-- Start of Data rows --

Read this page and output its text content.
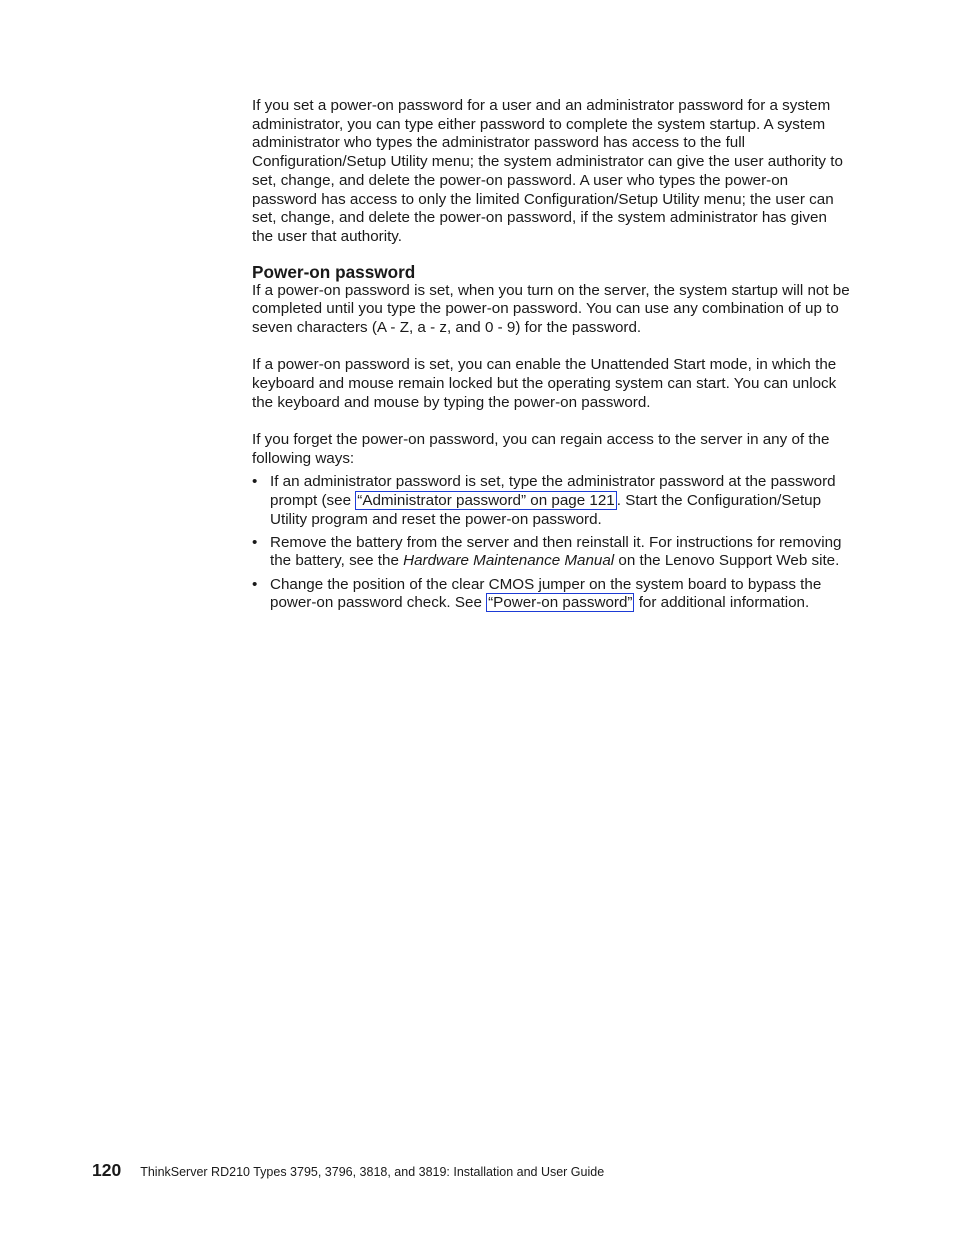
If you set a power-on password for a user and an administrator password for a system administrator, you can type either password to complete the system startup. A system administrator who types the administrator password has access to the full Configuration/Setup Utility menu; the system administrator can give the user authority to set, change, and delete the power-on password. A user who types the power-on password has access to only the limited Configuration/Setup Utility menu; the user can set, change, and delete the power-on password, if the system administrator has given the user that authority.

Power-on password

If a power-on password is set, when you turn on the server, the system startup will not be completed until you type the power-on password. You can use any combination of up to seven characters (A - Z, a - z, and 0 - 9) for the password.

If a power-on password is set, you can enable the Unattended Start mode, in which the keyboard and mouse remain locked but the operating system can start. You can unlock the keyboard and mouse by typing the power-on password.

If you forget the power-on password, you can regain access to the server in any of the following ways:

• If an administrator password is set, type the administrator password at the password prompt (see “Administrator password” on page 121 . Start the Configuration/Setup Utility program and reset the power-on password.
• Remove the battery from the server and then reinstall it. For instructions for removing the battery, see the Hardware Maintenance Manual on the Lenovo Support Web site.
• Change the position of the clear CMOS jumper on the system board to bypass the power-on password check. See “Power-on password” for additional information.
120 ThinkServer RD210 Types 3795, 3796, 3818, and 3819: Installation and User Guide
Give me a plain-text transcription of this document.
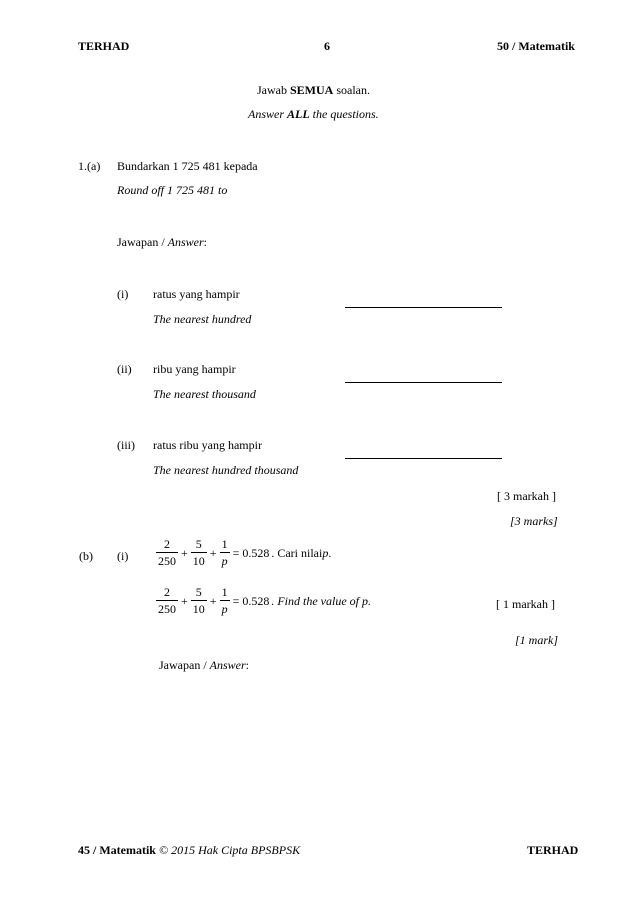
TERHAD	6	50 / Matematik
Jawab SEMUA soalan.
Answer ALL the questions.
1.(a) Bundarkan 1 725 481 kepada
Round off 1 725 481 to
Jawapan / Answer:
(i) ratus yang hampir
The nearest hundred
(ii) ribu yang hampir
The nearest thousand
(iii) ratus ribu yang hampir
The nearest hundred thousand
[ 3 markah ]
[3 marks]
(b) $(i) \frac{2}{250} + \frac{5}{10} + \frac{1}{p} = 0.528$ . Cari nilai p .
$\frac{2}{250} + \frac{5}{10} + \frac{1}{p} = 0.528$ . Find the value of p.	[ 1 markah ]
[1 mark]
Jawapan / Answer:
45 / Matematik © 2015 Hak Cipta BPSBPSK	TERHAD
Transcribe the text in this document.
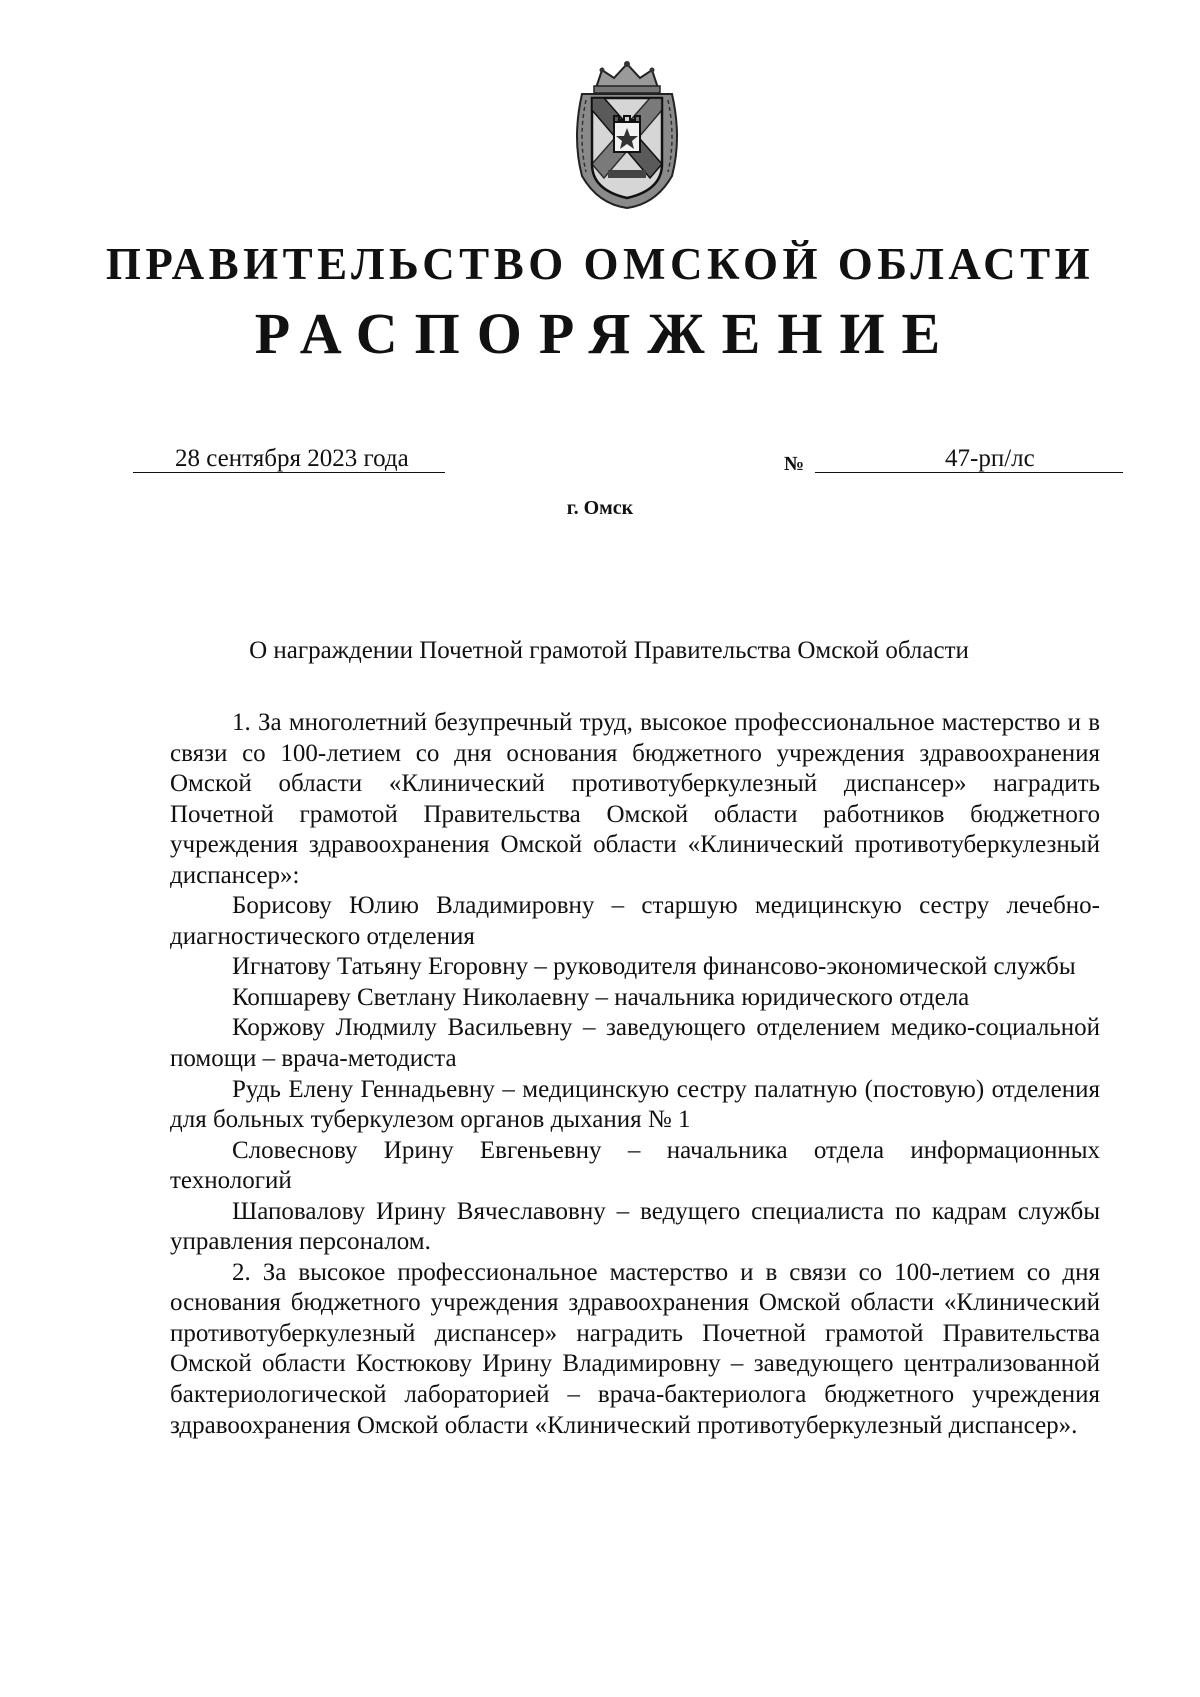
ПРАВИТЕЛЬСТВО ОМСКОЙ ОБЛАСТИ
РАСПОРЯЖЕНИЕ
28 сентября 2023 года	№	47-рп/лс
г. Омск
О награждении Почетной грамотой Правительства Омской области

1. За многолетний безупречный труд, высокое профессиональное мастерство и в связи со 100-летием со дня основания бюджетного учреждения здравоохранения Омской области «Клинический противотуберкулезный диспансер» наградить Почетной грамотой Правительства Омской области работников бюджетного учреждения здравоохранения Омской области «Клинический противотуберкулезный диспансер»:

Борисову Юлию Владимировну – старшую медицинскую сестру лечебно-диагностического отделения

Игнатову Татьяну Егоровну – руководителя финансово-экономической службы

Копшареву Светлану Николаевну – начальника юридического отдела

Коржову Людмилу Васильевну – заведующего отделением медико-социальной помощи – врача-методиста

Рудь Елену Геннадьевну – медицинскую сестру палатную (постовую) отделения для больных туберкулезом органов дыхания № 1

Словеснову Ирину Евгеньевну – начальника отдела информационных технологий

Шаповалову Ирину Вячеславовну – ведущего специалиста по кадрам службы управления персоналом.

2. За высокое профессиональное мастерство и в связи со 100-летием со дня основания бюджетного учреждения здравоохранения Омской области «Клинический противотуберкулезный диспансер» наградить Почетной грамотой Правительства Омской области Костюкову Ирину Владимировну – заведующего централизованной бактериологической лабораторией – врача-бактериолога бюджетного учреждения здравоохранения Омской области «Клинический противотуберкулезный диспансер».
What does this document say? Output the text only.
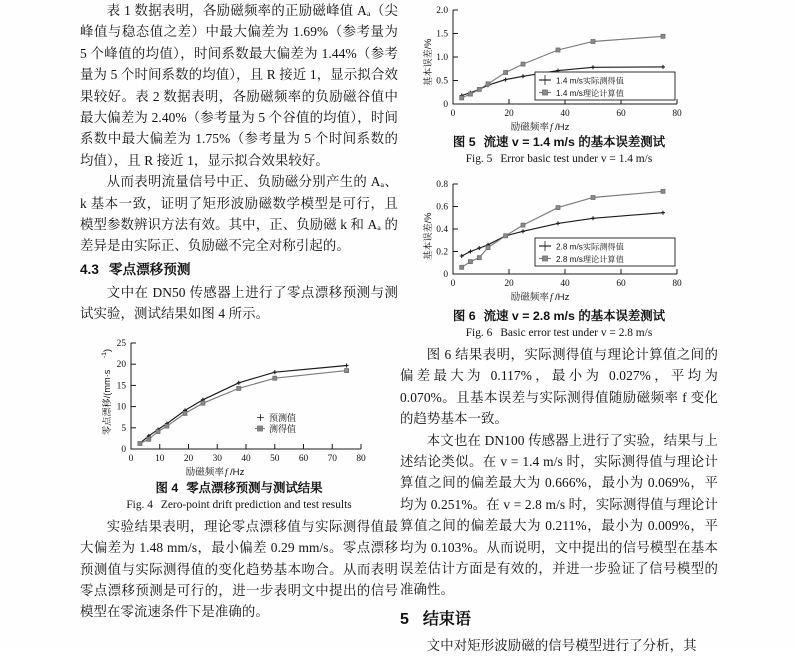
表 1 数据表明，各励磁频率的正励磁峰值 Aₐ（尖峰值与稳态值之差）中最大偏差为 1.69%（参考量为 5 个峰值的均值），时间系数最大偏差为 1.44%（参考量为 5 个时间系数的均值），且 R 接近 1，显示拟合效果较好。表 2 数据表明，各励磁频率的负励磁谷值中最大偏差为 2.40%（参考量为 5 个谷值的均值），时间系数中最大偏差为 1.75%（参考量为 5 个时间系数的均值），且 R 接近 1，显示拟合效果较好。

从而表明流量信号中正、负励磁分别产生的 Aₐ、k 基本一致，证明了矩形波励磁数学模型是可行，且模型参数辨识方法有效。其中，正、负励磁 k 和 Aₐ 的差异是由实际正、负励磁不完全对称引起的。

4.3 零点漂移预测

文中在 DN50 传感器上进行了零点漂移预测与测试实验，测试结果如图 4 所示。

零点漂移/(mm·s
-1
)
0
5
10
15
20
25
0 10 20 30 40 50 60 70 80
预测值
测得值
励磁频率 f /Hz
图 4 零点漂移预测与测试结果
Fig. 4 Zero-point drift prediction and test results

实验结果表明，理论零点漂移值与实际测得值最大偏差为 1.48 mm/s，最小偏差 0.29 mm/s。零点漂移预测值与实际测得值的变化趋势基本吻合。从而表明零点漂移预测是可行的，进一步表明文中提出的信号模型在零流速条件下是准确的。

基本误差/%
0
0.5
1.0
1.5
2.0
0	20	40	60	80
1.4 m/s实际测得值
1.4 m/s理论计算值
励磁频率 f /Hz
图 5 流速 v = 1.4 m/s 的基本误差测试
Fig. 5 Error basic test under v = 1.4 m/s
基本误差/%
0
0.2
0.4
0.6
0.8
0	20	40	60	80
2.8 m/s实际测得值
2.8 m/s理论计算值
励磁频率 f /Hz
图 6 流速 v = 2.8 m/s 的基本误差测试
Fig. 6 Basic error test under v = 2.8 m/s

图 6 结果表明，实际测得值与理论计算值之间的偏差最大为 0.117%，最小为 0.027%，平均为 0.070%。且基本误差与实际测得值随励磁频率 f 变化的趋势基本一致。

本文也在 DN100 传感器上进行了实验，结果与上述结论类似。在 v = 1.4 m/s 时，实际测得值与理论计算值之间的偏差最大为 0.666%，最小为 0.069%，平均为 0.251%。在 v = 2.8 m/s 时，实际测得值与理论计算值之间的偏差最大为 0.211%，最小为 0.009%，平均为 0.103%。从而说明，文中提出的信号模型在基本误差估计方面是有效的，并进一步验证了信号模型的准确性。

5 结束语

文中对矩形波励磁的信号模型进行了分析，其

-- End of Data rows --

## Task description
Gather up the lines containing the word "Клинический" from these records and copy them.

## Result
1. За многолетний безупречный труд, высокое профессиональное мастерство и в связи со 100-летием со дня основания бюджетного учреждения здравоохранения Омской области «Клинический противотуберкулезный диспансер» наградить Почетной грамотой Правительства Омской области работников бюджетного учреждения здравоохранения Омской области «Клинический противотуберкулезный диспансер»:
2. За высокое профессиональное мастерство и в связи со 100-летием со дня основания бюджетного учреждения здравоохранения Омской области «Клинический противотуберкулезный диспансер» наградить Почетной грамотой Правительства Омской области Костюкову Ирину Владимировну – заведующего централизованной бактериологической лабораторией – врача-бактериолога бюджетного учреждения здравоохранения Омской области «Клинический противотуберкулезный диспансер».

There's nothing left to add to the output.